(Written exercise) Copy every line with the string "JSON" in it.
──────── Material provided
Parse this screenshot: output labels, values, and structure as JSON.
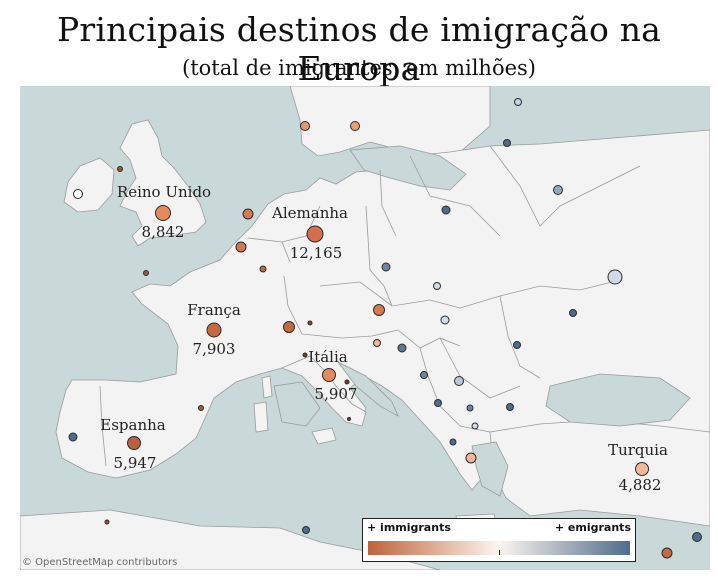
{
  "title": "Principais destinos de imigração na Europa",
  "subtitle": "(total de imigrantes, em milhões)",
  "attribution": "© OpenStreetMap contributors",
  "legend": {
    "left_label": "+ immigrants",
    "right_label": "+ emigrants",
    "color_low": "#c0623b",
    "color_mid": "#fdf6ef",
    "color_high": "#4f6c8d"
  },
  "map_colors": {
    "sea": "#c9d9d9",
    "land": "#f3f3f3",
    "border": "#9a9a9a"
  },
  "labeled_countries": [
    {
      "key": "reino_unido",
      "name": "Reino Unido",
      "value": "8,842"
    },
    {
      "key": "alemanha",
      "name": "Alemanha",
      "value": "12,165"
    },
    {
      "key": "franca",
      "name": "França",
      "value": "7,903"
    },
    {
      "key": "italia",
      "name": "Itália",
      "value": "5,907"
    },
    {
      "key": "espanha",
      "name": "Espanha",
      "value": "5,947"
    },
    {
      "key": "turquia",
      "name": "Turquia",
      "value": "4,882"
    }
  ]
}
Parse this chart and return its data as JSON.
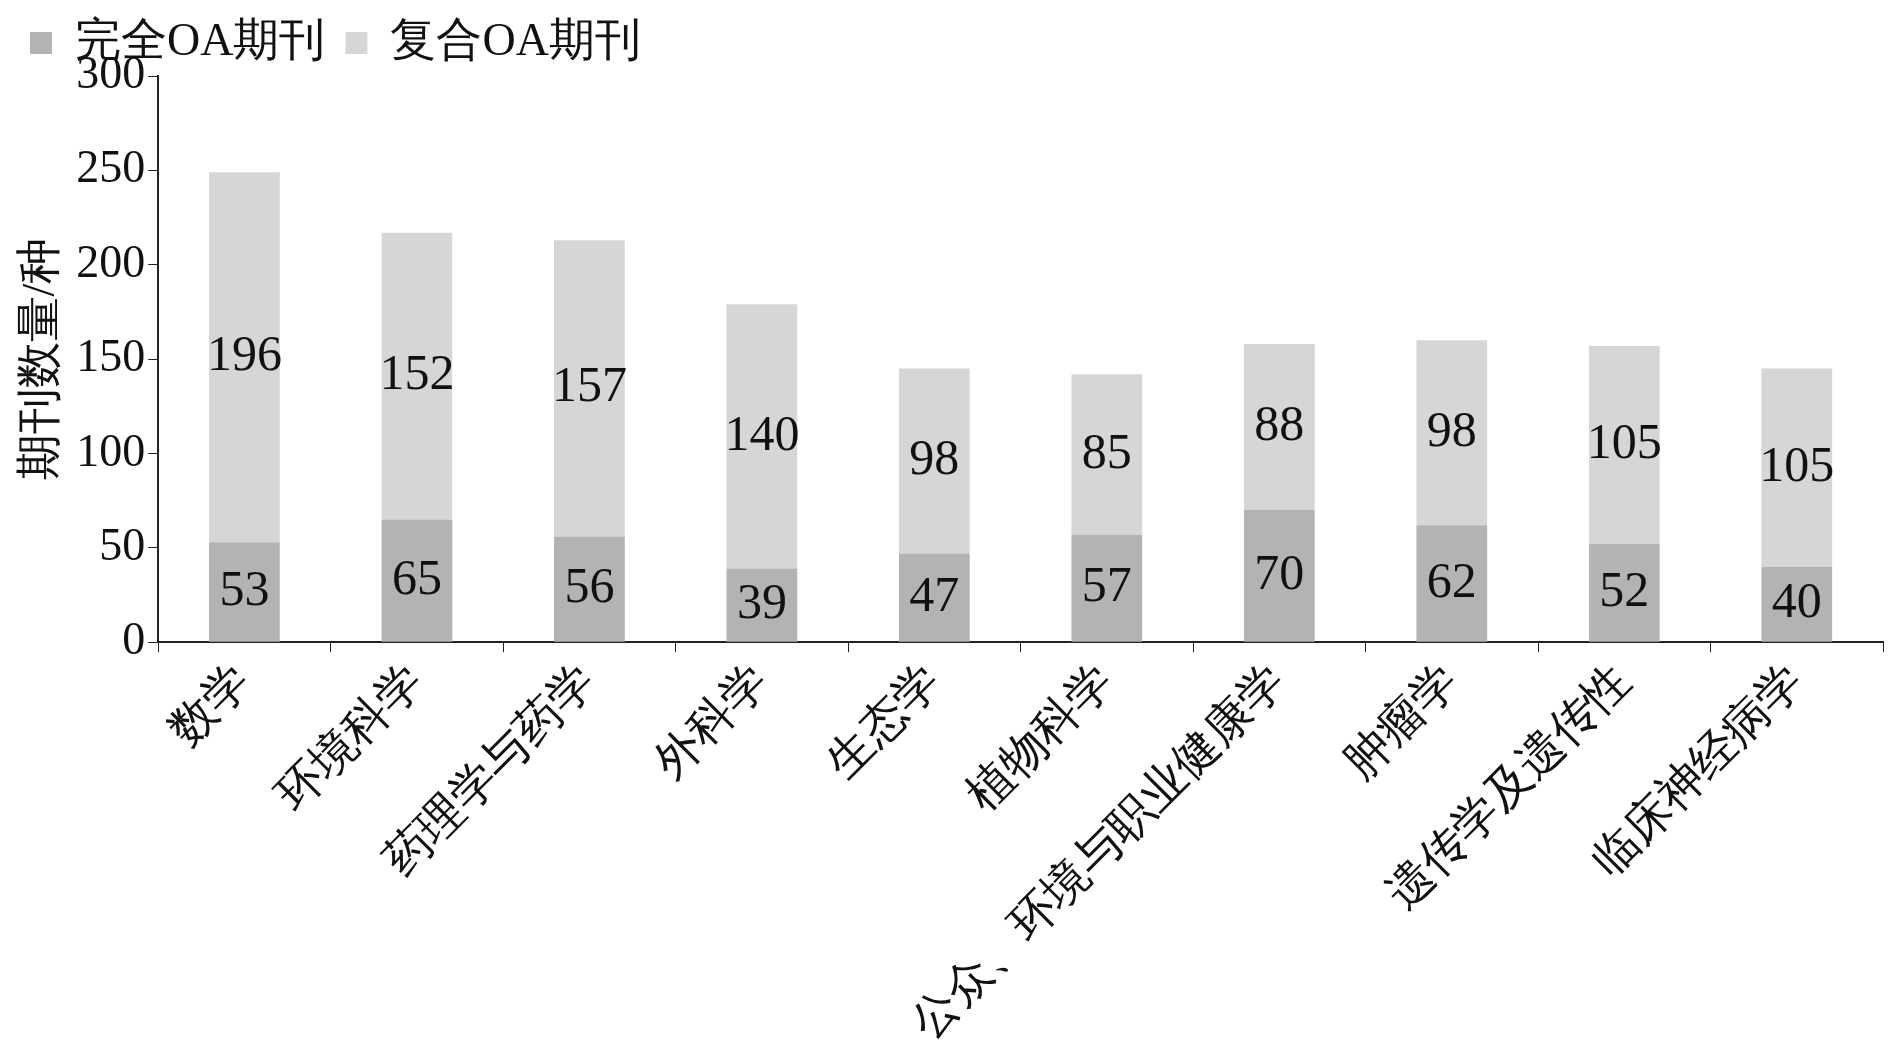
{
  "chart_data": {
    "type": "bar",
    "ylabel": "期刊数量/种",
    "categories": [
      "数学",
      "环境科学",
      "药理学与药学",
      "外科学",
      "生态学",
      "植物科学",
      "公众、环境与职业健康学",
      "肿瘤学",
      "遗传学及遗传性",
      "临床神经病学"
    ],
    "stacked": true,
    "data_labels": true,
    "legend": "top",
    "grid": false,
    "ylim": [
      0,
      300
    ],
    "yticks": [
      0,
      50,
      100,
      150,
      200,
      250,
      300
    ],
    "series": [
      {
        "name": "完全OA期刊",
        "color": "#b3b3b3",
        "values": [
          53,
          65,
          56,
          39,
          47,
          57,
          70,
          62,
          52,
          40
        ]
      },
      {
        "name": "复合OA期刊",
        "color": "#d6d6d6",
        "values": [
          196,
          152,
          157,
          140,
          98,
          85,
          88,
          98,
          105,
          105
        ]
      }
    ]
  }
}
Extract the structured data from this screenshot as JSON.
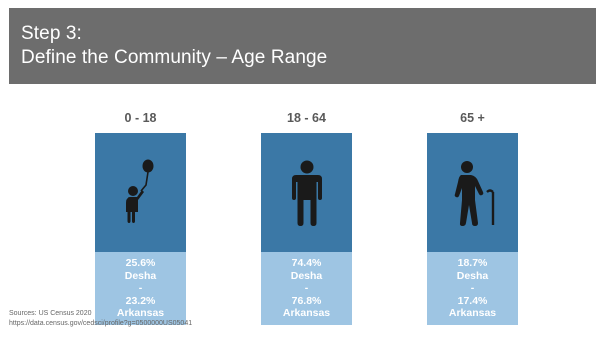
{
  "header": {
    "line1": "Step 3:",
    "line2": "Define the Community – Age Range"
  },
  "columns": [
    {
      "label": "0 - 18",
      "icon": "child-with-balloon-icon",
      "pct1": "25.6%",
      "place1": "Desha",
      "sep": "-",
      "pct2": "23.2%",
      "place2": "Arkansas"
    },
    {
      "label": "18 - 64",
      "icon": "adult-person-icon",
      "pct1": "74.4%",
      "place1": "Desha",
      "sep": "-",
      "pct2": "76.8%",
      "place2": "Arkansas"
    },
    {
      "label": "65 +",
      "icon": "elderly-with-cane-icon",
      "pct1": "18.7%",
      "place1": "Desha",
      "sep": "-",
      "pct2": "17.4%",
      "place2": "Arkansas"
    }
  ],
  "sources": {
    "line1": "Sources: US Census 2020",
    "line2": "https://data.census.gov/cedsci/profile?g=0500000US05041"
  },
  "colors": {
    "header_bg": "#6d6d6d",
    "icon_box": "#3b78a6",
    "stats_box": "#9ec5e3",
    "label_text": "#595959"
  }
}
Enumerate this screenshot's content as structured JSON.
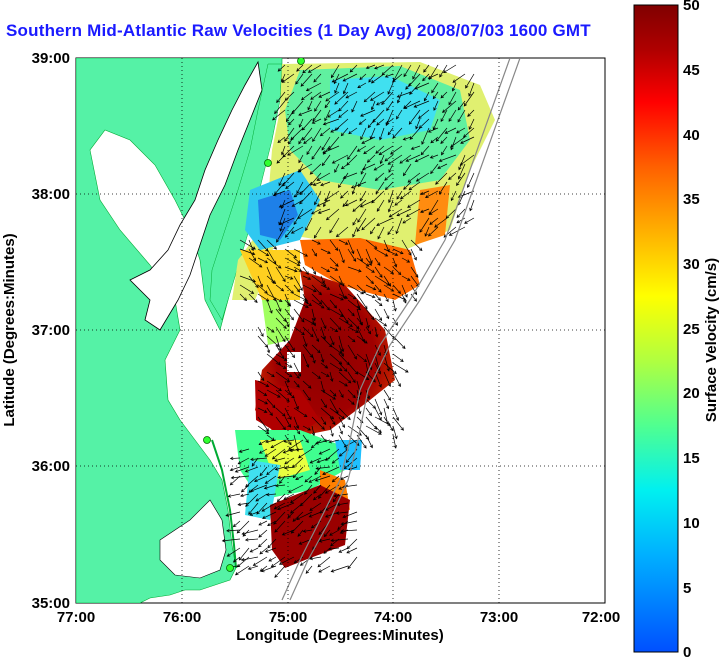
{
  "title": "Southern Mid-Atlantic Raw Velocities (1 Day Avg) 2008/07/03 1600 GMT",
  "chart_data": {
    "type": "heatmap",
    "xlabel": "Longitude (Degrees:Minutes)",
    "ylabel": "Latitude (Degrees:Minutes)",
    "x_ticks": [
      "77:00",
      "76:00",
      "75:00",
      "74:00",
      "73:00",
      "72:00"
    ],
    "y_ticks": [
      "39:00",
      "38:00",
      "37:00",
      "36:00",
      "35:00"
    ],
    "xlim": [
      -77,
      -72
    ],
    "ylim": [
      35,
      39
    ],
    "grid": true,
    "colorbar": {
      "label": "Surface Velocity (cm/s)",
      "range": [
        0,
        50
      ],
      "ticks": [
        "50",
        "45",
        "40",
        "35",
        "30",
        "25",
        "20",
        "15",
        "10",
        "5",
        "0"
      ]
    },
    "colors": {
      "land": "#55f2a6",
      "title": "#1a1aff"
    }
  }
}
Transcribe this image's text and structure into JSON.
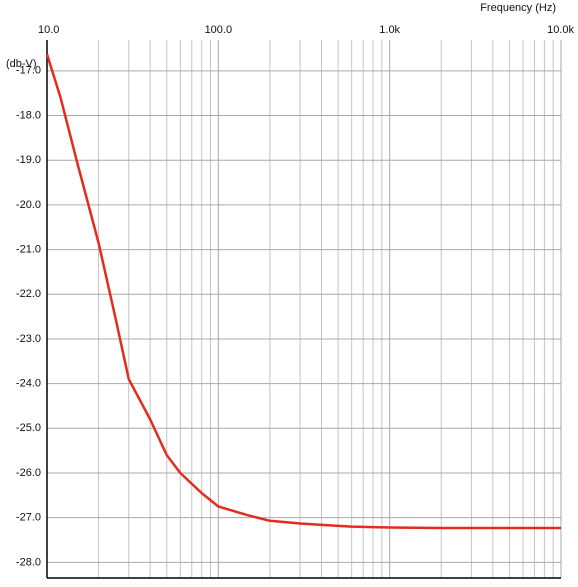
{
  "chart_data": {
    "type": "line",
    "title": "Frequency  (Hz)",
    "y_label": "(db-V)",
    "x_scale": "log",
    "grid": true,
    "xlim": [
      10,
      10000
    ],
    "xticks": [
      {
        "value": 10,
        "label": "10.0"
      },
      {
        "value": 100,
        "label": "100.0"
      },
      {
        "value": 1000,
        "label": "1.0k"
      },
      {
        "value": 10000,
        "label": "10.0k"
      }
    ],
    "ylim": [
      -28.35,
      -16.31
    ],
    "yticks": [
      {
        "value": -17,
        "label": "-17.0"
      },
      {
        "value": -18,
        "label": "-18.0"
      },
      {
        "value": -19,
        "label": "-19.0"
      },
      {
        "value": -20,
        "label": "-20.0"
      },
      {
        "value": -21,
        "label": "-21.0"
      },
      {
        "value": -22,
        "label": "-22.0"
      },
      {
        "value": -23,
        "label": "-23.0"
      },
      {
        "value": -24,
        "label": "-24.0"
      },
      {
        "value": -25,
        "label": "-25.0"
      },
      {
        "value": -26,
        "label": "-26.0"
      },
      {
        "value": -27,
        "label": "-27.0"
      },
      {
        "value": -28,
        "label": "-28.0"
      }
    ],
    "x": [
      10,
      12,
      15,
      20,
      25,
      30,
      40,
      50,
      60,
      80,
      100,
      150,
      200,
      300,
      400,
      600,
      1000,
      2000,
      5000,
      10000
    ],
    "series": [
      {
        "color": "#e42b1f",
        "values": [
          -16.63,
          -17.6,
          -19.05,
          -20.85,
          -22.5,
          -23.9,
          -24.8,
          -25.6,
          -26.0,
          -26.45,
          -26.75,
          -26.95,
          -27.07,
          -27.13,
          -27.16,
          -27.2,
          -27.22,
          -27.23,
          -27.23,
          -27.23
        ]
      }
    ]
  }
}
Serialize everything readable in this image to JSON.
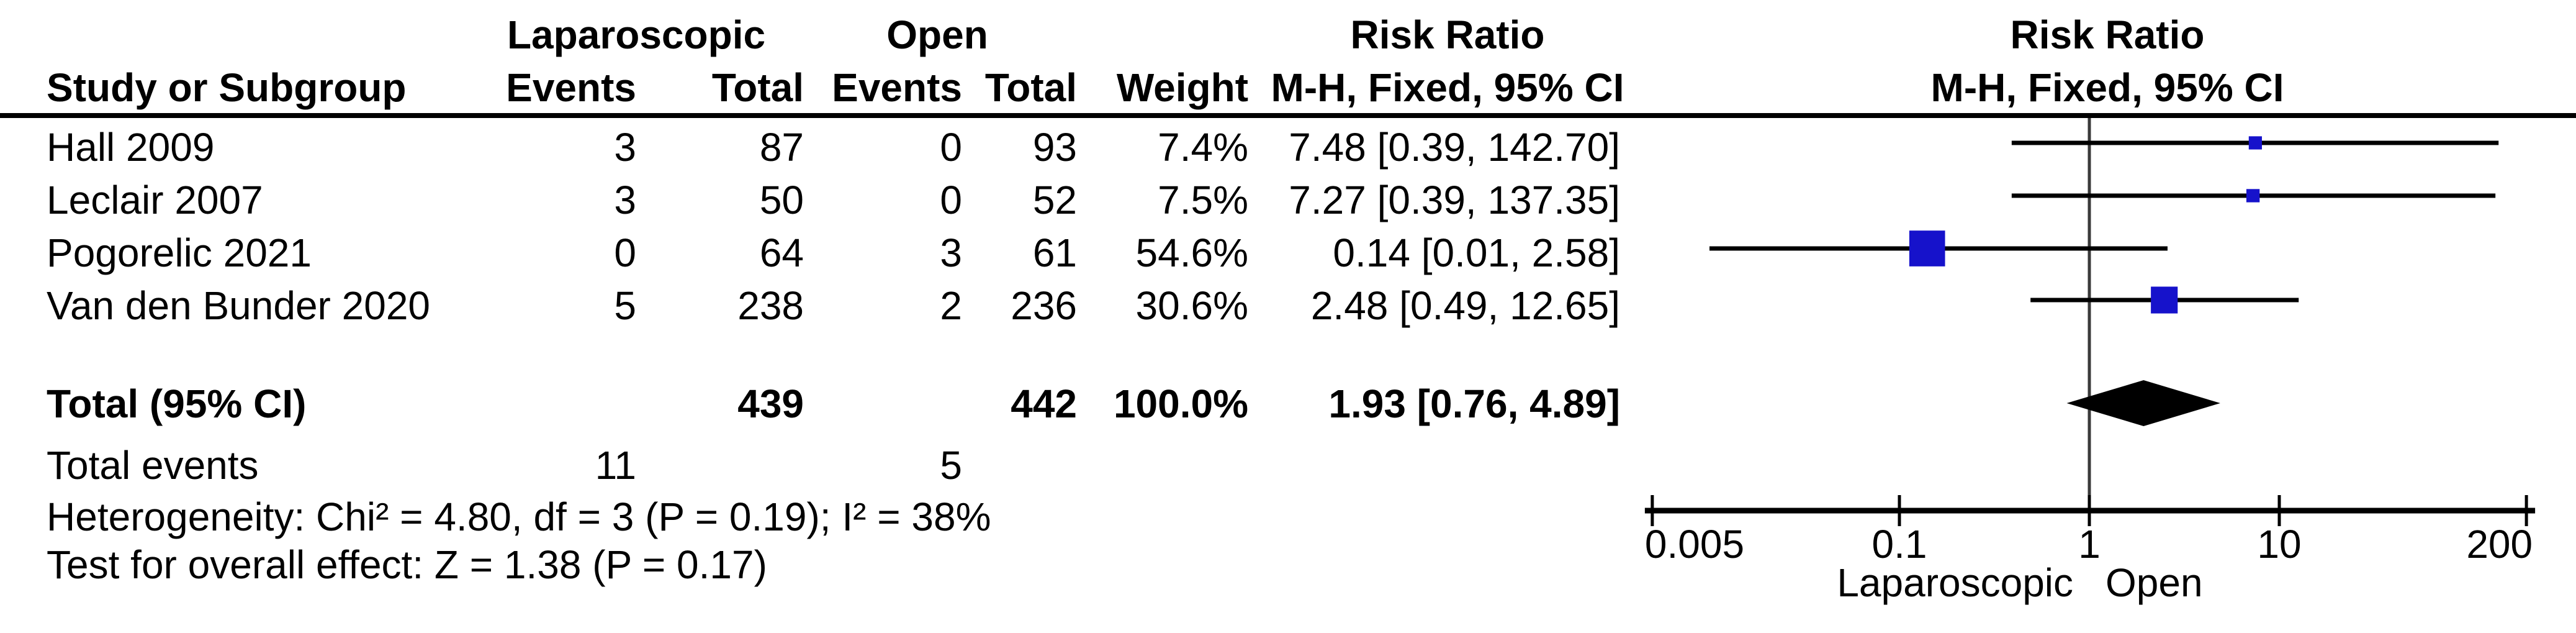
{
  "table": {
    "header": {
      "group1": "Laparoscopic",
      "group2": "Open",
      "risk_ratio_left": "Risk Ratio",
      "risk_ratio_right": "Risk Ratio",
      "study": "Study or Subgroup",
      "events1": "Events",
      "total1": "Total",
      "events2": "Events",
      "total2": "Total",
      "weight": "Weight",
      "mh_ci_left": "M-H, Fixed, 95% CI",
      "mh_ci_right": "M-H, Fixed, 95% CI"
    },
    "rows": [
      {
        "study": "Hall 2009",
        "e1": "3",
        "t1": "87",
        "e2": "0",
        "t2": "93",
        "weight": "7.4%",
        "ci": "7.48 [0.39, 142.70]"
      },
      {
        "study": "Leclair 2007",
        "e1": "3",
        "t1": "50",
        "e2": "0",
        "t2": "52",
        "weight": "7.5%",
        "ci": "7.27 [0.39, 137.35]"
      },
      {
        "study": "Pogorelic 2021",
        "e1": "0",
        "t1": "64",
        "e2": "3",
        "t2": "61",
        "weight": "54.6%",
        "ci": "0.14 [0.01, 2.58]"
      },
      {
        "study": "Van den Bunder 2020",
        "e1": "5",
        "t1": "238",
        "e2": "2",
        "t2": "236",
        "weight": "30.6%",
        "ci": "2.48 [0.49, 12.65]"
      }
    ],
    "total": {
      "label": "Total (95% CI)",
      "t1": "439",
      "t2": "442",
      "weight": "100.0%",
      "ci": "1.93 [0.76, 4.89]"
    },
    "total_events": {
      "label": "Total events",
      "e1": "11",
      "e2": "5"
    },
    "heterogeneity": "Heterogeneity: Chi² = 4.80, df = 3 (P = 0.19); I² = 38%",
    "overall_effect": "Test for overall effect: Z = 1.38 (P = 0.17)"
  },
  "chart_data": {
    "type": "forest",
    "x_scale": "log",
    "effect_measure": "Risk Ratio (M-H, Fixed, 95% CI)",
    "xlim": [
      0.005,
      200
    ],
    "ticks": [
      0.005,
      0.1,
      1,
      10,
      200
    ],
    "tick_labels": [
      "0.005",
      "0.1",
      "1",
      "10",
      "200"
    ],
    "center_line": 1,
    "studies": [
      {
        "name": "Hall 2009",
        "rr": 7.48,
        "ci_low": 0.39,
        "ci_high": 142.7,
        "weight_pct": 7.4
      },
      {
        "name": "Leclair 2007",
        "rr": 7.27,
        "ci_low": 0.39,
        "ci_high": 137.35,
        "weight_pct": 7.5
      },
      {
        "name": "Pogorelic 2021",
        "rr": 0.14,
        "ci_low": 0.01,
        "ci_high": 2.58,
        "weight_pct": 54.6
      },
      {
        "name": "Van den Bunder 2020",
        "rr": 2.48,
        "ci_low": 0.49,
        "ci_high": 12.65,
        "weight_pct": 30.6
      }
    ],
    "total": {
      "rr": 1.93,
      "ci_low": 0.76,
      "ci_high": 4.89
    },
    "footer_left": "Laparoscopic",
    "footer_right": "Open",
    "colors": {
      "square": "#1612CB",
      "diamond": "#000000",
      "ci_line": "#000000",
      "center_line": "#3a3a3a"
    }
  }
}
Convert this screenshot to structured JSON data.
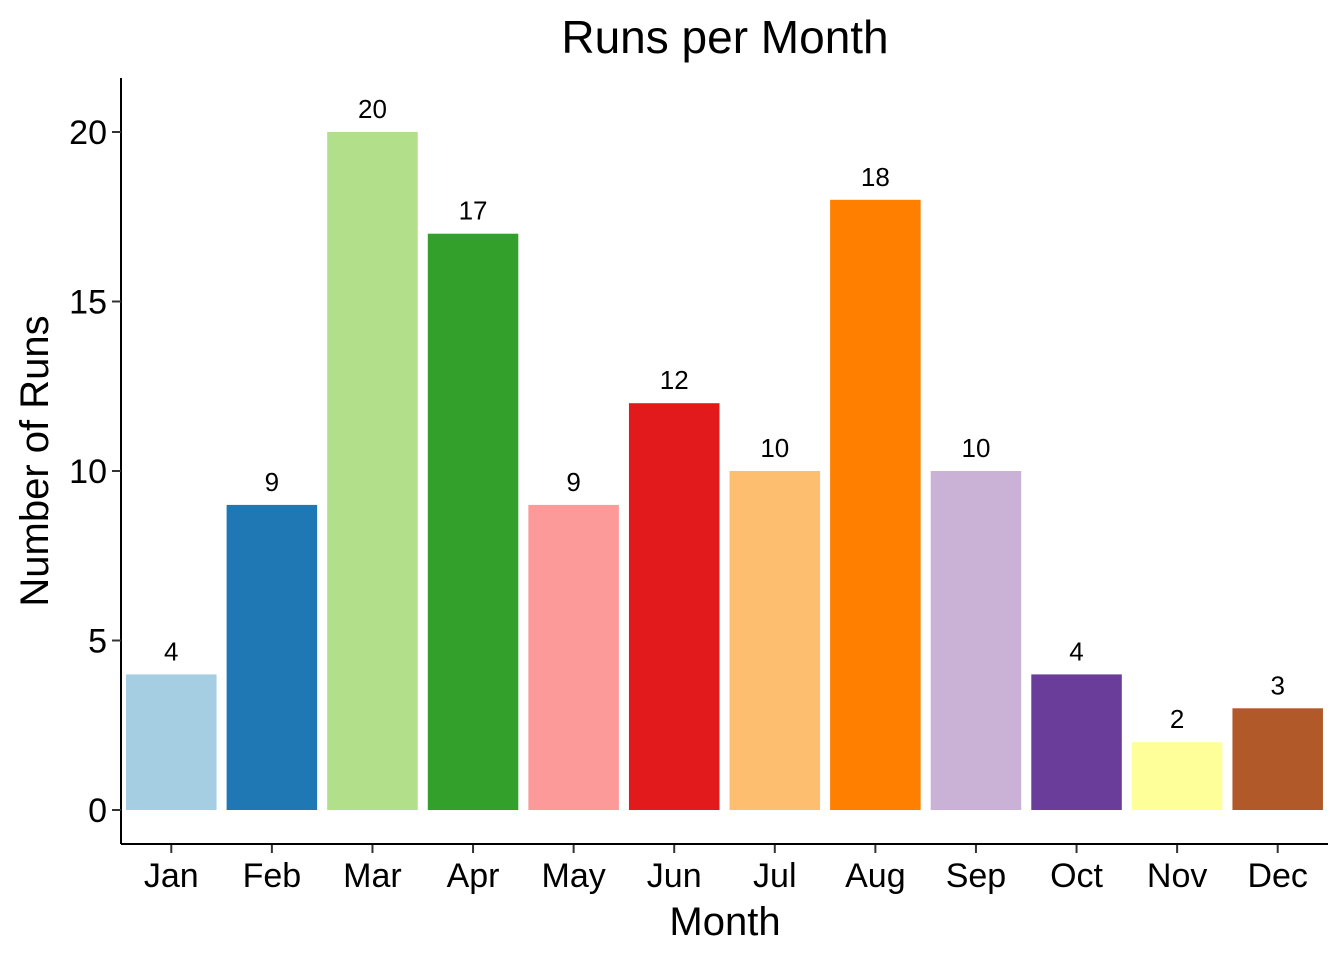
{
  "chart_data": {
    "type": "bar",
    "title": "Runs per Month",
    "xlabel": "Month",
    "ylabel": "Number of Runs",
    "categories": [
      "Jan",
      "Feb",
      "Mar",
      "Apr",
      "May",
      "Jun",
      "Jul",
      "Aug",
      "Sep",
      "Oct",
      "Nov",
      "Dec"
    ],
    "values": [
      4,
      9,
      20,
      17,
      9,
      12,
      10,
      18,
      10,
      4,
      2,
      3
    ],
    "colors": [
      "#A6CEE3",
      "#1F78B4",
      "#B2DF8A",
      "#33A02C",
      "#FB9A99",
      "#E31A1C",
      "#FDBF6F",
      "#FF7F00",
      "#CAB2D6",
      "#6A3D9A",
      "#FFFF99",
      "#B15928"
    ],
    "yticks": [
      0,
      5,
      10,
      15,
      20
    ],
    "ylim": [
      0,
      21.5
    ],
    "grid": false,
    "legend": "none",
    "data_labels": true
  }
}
────────────────
(Exercise result)
Parse this screenshot: output labels, values, and structure as JSON.
Parse this chart and return its data as JSON.
Extract the structured data from this screenshot as JSON.
Enumerate this screenshot's content as structured JSON.
Transcribe this image's text and structure into JSON.
Serialize everything readable in this image to JSON.
Convert this screenshot to structured JSON data.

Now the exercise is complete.